_WORK INSTRUCTIONS_:
From the listing below, extract each entry exactly as written, minus the images.

______

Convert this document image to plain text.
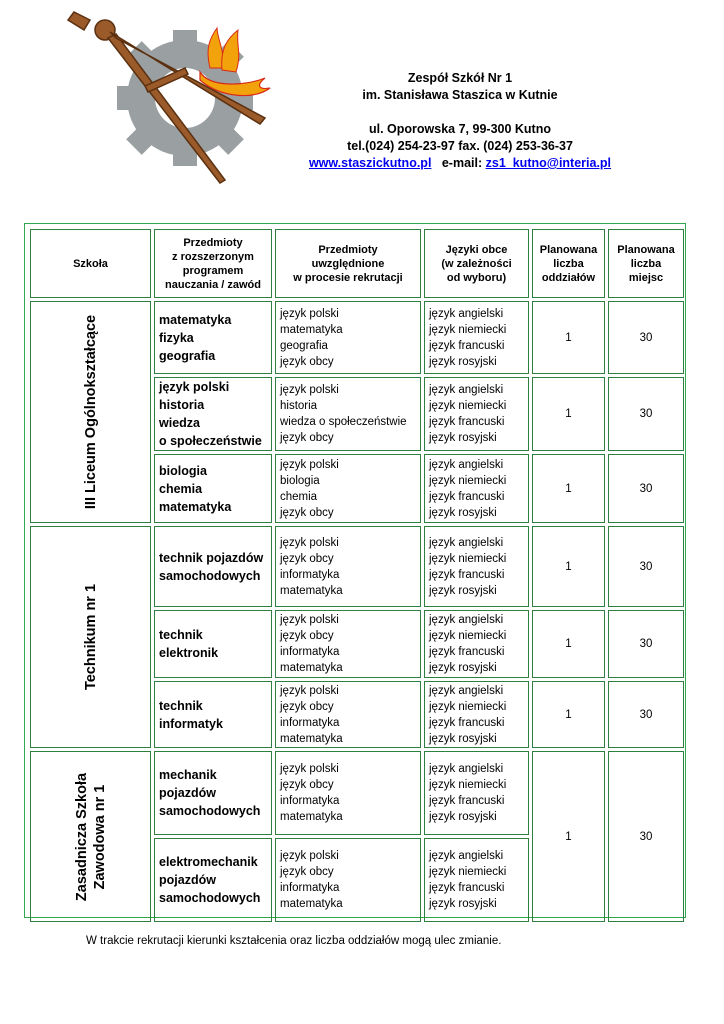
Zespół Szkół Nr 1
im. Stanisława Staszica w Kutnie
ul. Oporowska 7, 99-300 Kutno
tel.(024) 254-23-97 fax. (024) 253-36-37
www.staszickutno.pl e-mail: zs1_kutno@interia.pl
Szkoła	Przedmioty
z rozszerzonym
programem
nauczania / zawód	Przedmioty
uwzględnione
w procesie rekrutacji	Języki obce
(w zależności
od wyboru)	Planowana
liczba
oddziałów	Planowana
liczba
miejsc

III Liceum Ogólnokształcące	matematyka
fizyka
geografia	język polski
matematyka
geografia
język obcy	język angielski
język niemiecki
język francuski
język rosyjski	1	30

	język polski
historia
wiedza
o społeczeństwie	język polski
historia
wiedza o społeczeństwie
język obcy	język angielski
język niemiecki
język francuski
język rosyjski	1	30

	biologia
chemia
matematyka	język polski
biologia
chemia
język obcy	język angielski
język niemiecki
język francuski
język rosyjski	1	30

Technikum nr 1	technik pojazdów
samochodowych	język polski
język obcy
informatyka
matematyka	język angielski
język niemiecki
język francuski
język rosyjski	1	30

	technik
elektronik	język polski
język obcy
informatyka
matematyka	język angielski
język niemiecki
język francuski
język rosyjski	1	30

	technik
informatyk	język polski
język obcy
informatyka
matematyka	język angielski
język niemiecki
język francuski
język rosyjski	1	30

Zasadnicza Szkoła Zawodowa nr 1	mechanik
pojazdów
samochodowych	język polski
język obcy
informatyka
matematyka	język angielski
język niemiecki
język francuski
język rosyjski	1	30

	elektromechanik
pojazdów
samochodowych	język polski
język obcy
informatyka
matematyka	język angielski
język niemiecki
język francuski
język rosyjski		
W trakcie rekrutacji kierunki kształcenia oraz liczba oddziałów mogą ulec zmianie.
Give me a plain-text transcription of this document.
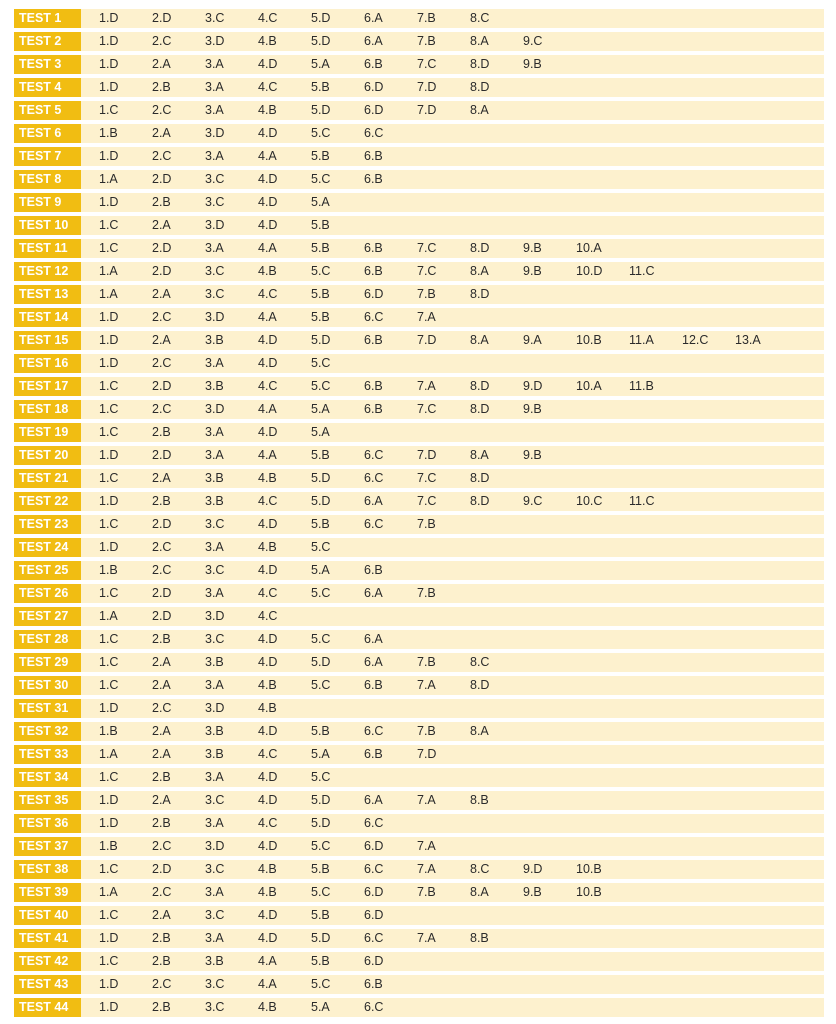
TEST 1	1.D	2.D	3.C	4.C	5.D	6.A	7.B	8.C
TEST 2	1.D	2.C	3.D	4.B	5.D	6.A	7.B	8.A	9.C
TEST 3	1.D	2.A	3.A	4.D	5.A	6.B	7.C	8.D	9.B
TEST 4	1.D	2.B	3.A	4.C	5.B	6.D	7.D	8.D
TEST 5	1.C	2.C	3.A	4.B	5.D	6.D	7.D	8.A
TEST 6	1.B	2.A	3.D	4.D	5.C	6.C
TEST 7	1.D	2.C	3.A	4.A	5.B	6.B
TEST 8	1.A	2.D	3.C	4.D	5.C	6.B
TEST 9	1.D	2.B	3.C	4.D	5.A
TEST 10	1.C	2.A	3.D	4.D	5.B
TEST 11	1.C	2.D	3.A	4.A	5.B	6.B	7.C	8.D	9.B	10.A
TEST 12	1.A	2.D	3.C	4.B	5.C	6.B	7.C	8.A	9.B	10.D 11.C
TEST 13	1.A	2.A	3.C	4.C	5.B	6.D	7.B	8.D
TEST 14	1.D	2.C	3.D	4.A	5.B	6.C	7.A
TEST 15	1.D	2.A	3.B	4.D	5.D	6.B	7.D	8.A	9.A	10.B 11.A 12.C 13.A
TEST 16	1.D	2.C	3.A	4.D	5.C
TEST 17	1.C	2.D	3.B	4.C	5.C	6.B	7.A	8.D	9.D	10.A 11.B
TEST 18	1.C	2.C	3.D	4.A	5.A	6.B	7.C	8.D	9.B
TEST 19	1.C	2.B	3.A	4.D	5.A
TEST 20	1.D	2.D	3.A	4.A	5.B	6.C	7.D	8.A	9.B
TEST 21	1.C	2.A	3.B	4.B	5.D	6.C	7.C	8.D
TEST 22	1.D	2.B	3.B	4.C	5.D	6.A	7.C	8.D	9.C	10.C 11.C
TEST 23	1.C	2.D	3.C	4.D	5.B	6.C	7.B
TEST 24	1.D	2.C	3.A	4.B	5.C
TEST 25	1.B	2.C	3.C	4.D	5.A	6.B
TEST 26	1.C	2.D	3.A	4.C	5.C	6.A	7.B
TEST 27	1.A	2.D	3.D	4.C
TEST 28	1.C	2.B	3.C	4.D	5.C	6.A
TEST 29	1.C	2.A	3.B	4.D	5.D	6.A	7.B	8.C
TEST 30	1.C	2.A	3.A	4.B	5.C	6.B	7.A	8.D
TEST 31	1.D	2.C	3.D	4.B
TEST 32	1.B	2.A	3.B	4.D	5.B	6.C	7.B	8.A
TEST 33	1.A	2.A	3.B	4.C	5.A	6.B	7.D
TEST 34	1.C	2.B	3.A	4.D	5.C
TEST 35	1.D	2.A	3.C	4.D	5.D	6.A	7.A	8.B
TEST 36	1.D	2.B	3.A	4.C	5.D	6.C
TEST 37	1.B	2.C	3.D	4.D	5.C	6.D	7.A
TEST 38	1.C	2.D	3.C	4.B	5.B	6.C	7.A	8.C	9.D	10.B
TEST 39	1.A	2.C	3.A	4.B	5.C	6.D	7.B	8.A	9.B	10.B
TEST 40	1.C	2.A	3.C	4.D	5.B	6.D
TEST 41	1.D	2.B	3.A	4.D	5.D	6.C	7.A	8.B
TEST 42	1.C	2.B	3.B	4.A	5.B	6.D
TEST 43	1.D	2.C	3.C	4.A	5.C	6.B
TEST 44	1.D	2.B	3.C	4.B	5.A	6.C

______

_SOLUTION BELOW_:
Convert this document image to plain text.
Zespół Szkół Nr 1
im. Stanisława Staszica w Kutnie
ul. Oporowska 7, 99-300 Kutno
tel.(024) 254-23-97 fax. (024) 253-36-37
www.staszickutno.pl e-mail: zs1_kutno@interia.pl
Szkoła	Przedmioty
z rozszerzonym
programem
nauczania / zawód	Przedmioty
uwzględnione
w procesie rekrutacji	Języki obce
(w zależności
od wyboru)	Planowana
liczba
oddziałów	Planowana
liczba
miejsc

III Liceum Ogólnokształcące	matematyka
fizyka
geografia	język polski
matematyka
geografia
język obcy	język angielski
język niemiecki
język francuski
język rosyjski	1	30

	język polski
historia
wiedza
o społeczeństwie	język polski
historia
wiedza o społeczeństwie
język obcy	język angielski
język niemiecki
język francuski
język rosyjski	1	30

	biologia
chemia
matematyka	język polski
biologia
chemia
język obcy	język angielski
język niemiecki
język francuski
język rosyjski	1	30

Technikum nr 1	technik pojazdów
samochodowych	język polski
język obcy
informatyka
matematyka	język angielski
język niemiecki
język francuski
język rosyjski	1	30

	technik
elektronik	język polski
język obcy
informatyka
matematyka	język angielski
język niemiecki
język francuski
język rosyjski	1	30

	technik
informatyk	język polski
język obcy
informatyka
matematyka	język angielski
język niemiecki
język francuski
język rosyjski	1	30

Zasadnicza Szkoła Zawodowa nr 1	mechanik
pojazdów
samochodowych	język polski
język obcy
informatyka
matematyka	język angielski
język niemiecki
język francuski
język rosyjski	1	30

	elektromechanik
pojazdów
samochodowych	język polski
język obcy
informatyka
matematyka	język angielski
język niemiecki
język francuski
język rosyjski		
W trakcie rekrutacji kierunki kształcenia oraz liczba oddziałów mogą ulec zmianie.
Give me a plain-text transcription of this document.
TEST 1	1.D	2.D	3.C	4.C	5.D	6.A	7.B	8.C
TEST 2	1.D	2.C	3.D	4.B	5.D	6.A	7.B	8.A	9.C
TEST 3	1.D	2.A	3.A	4.D	5.A	6.B	7.C	8.D	9.B
TEST 4	1.D	2.B	3.A	4.C	5.B	6.D	7.D	8.D
TEST 5	1.C	2.C	3.A	4.B	5.D	6.D	7.D	8.A
TEST 6	1.B	2.A	3.D	4.D	5.C	6.C
TEST 7	1.D	2.C	3.A	4.A	5.B	6.B
TEST 8	1.A	2.D	3.C	4.D	5.C	6.B
TEST 9	1.D	2.B	3.C	4.D	5.A
TEST 10	1.C	2.A	3.D	4.D	5.B
TEST 11	1.C	2.D	3.A	4.A	5.B	6.B	7.C	8.D	9.B	10.A
TEST 12	1.A	2.D	3.C	4.B	5.C	6.B	7.C	8.A	9.B	10.D 11.C
TEST 13	1.A	2.A	3.C	4.C	5.B	6.D	7.B	8.D
TEST 14	1.D	2.C	3.D	4.A	5.B	6.C	7.A
TEST 15	1.D	2.A	3.B	4.D	5.D	6.B	7.D	8.A	9.A	10.B 11.A 12.C 13.A
TEST 16	1.D	2.C	3.A	4.D	5.C
TEST 17	1.C	2.D	3.B	4.C	5.C	6.B	7.A	8.D	9.D	10.A 11.B
TEST 18	1.C	2.C	3.D	4.A	5.A	6.B	7.C	8.D	9.B
TEST 19	1.C	2.B	3.A	4.D	5.A
TEST 20	1.D	2.D	3.A	4.A	5.B	6.C	7.D	8.A	9.B
TEST 21	1.C	2.A	3.B	4.B	5.D	6.C	7.C	8.D
TEST 22	1.D	2.B	3.B	4.C	5.D	6.A	7.C	8.D	9.C	10.C 11.C
TEST 23	1.C	2.D	3.C	4.D	5.B	6.C	7.B
TEST 24	1.D	2.C	3.A	4.B	5.C
TEST 25	1.B	2.C	3.C	4.D	5.A	6.B
TEST 26	1.C	2.D	3.A	4.C	5.C	6.A	7.B
TEST 27	1.A	2.D	3.D	4.C
TEST 28	1.C	2.B	3.C	4.D	5.C	6.A
TEST 29	1.C	2.A	3.B	4.D	5.D	6.A	7.B	8.C
TEST 30	1.C	2.A	3.A	4.B	5.C	6.B	7.A	8.D
TEST 31	1.D	2.C	3.D	4.B
TEST 32	1.B	2.A	3.B	4.D	5.B	6.C	7.B	8.A
TEST 33	1.A	2.A	3.B	4.C	5.A	6.B	7.D
TEST 34	1.C	2.B	3.A	4.D	5.C
TEST 35	1.D	2.A	3.C	4.D	5.D	6.A	7.A	8.B
TEST 36	1.D	2.B	3.A	4.C	5.D	6.C
TEST 37	1.B	2.C	3.D	4.D	5.C	6.D	7.A
TEST 38	1.C	2.D	3.C	4.B	5.B	6.C	7.A	8.C	9.D	10.B
TEST 39	1.A	2.C	3.A	4.B	5.C	6.D	7.B	8.A	9.B	10.B
TEST 40	1.C	2.A	3.C	4.D	5.B	6.D
TEST 41	1.D	2.B	3.A	4.D	5.D	6.C	7.A	8.B
TEST 42	1.C	2.B	3.B	4.A	5.B	6.D
TEST 43	1.D	2.C	3.C	4.A	5.C	6.B
TEST 44	1.D	2.B	3.C	4.B	5.A	6.C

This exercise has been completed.